### Problem requirements
Where a line below holds the string "Mujeres", copy that line.

### Data supplied
↓

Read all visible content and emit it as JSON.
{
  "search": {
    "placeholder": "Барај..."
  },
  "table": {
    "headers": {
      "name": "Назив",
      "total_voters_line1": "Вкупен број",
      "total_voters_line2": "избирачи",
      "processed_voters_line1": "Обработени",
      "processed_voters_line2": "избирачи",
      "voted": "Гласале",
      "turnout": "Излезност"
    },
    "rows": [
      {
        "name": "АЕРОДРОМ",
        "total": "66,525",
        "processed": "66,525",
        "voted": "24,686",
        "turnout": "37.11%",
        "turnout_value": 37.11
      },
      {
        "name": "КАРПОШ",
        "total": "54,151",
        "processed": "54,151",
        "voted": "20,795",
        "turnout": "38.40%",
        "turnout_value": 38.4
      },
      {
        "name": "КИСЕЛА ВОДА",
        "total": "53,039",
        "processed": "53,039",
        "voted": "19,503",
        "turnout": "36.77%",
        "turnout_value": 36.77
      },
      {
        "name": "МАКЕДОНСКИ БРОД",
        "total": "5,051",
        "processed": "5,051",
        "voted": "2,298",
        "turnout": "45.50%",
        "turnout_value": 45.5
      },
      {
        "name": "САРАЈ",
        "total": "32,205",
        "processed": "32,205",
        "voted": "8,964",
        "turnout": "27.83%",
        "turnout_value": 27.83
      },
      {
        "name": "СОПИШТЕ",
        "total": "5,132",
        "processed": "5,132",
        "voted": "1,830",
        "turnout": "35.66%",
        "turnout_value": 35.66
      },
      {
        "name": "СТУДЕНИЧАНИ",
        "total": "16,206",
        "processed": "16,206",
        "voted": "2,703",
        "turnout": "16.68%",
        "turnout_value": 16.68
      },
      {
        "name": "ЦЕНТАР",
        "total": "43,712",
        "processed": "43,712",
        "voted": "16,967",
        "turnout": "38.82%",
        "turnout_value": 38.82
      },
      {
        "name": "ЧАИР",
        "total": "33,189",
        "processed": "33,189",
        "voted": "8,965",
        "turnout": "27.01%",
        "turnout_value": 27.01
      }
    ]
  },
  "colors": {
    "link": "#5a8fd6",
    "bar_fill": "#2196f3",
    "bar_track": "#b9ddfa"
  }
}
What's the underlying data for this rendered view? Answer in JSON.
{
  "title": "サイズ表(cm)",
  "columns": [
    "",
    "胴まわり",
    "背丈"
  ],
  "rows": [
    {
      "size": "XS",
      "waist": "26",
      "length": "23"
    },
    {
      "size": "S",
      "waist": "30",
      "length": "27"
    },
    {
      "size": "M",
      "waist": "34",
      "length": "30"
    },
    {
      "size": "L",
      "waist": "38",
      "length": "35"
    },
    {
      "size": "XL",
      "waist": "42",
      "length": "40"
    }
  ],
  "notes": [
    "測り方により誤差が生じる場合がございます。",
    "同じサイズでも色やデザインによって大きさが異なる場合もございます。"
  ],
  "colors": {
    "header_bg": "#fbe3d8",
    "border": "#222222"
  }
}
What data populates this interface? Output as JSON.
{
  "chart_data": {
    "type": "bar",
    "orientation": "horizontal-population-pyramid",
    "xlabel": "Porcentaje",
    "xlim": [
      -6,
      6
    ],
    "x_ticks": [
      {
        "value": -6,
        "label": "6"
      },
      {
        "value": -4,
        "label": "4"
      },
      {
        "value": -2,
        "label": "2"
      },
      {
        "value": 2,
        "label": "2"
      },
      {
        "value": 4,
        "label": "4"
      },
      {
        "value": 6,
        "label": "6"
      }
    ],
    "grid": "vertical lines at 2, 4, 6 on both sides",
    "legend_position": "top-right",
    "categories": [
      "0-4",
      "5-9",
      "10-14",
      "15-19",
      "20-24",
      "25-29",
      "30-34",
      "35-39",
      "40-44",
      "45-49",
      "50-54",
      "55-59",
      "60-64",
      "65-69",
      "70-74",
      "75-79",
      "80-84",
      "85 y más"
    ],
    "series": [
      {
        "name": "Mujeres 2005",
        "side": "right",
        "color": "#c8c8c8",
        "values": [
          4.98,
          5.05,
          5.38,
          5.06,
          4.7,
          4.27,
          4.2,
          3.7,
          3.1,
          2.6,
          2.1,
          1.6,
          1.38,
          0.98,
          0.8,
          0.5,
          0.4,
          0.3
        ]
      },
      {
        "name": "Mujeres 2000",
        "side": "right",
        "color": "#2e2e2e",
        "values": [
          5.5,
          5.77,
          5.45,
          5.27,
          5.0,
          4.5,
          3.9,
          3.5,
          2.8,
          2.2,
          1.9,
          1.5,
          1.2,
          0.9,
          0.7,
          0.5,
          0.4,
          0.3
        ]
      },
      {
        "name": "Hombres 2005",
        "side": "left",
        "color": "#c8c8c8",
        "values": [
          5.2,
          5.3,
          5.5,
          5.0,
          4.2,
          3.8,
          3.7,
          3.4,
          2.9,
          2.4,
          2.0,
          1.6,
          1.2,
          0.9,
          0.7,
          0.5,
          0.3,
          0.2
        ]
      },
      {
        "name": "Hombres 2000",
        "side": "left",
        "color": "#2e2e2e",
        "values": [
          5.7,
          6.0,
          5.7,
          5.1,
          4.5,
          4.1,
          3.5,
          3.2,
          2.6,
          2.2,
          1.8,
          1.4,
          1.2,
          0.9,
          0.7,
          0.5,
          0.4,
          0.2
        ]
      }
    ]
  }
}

↑
↓

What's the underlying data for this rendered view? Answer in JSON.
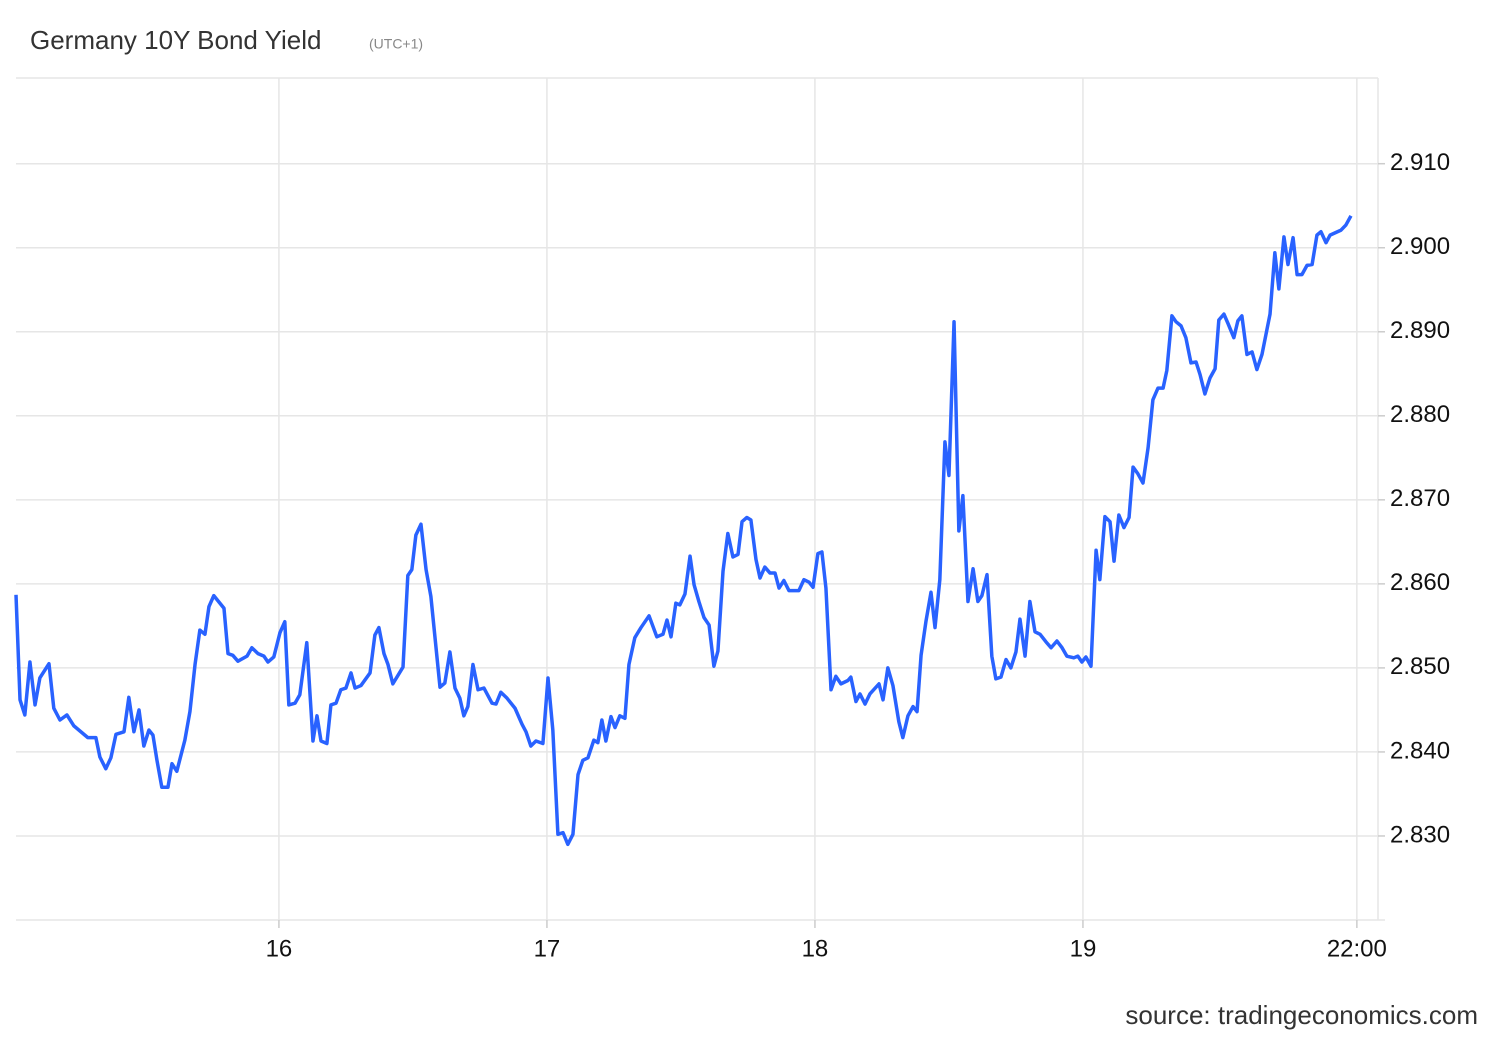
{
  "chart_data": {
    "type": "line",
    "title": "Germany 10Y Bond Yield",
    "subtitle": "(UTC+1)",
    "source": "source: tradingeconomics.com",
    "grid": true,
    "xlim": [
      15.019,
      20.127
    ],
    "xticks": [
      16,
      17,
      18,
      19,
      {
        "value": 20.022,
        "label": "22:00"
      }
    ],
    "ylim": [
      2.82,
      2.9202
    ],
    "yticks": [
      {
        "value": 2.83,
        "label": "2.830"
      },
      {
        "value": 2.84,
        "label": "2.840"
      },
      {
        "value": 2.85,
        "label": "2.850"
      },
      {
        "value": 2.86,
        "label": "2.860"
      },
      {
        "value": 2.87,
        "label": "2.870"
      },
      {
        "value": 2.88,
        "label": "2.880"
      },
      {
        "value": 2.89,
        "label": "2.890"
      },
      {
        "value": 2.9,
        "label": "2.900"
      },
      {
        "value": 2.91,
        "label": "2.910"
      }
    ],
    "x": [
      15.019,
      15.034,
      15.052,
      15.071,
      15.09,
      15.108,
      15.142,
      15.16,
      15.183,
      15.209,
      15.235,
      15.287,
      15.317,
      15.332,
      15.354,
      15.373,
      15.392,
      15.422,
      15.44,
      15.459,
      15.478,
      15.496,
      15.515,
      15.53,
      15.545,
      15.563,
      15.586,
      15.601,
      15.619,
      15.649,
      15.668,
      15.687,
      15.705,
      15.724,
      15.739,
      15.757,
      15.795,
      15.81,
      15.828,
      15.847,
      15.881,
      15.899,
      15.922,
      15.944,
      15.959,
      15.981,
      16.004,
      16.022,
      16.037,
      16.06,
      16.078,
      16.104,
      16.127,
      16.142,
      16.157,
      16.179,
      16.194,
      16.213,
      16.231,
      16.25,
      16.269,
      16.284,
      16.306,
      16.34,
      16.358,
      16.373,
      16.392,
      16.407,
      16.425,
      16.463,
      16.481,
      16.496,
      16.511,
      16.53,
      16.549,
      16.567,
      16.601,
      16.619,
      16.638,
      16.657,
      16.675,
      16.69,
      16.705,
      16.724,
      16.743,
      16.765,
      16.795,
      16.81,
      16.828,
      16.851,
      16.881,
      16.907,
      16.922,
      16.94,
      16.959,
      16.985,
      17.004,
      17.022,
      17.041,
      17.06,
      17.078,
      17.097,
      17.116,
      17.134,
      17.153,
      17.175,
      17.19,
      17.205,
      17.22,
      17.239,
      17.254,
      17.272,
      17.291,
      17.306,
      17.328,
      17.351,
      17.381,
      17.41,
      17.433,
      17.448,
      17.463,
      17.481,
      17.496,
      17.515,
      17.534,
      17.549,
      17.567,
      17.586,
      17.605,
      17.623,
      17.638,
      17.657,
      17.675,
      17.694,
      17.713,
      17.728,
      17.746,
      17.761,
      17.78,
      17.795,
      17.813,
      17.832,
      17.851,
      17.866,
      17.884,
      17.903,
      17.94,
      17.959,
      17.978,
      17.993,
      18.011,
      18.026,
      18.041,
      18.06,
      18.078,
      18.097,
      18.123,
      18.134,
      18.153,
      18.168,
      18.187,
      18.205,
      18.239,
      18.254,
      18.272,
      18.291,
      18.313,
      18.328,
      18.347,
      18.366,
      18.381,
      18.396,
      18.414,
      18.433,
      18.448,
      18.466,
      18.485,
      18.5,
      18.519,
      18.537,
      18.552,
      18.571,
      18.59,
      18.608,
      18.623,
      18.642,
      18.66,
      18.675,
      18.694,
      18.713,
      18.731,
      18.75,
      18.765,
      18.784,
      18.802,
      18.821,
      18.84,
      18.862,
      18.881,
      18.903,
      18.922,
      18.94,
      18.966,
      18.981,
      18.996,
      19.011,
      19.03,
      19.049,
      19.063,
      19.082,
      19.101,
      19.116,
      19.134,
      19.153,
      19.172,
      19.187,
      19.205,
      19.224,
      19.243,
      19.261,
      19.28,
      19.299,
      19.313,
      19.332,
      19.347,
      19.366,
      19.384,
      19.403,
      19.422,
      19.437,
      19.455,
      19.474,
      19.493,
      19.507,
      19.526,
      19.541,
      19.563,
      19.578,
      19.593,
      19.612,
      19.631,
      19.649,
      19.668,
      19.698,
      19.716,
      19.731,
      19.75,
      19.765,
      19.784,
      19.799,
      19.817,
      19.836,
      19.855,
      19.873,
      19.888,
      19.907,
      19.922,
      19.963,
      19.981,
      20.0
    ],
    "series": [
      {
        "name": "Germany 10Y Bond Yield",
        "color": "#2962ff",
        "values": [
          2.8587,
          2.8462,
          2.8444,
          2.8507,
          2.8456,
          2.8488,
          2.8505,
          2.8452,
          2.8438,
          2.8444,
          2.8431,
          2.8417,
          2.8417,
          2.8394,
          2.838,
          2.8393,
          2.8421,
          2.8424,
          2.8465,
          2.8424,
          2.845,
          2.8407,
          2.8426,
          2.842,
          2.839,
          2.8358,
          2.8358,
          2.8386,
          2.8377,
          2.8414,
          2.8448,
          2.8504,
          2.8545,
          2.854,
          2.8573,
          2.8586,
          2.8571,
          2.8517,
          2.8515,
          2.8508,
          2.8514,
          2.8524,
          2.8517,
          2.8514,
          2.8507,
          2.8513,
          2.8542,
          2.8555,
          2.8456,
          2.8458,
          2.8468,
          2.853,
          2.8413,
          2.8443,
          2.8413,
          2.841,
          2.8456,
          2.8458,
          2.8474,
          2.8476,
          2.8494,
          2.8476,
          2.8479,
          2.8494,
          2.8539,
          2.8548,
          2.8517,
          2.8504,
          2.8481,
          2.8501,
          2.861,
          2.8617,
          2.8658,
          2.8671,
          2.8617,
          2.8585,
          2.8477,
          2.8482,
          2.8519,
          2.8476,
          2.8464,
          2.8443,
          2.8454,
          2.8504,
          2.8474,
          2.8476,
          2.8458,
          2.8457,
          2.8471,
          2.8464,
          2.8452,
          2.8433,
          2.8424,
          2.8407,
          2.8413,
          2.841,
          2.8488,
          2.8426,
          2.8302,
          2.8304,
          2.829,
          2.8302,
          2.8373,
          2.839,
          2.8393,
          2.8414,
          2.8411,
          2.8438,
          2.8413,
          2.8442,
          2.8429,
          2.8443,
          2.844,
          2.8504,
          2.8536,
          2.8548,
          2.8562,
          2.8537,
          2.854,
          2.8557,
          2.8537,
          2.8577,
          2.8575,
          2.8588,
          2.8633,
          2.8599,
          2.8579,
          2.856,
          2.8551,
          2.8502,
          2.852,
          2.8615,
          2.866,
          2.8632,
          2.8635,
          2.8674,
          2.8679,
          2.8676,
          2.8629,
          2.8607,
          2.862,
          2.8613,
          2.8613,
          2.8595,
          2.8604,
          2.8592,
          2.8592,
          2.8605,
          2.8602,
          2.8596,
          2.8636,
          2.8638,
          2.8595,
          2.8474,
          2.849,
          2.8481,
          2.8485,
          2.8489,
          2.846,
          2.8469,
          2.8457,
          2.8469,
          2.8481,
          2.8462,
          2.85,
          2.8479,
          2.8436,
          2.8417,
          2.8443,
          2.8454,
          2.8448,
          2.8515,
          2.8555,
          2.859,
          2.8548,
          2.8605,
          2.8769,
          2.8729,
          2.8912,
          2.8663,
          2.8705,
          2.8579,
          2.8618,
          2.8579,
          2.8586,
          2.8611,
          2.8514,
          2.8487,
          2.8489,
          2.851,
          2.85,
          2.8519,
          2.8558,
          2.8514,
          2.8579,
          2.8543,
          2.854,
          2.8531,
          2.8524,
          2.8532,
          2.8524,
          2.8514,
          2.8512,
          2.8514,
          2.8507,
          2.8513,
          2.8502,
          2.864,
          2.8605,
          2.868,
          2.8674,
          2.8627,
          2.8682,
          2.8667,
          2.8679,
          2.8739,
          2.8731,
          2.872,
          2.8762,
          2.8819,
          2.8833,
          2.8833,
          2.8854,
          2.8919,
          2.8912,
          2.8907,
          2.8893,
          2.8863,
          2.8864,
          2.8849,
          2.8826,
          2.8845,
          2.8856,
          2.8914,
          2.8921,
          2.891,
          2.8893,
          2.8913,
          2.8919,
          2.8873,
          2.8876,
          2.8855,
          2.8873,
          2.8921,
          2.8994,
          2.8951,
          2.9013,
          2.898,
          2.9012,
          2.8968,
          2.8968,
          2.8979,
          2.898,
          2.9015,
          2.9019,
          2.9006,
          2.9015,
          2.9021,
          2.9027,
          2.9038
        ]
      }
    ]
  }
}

↑

### Task result
        "name": "Mujeres 2005",
        "name": "Mujeres 2000",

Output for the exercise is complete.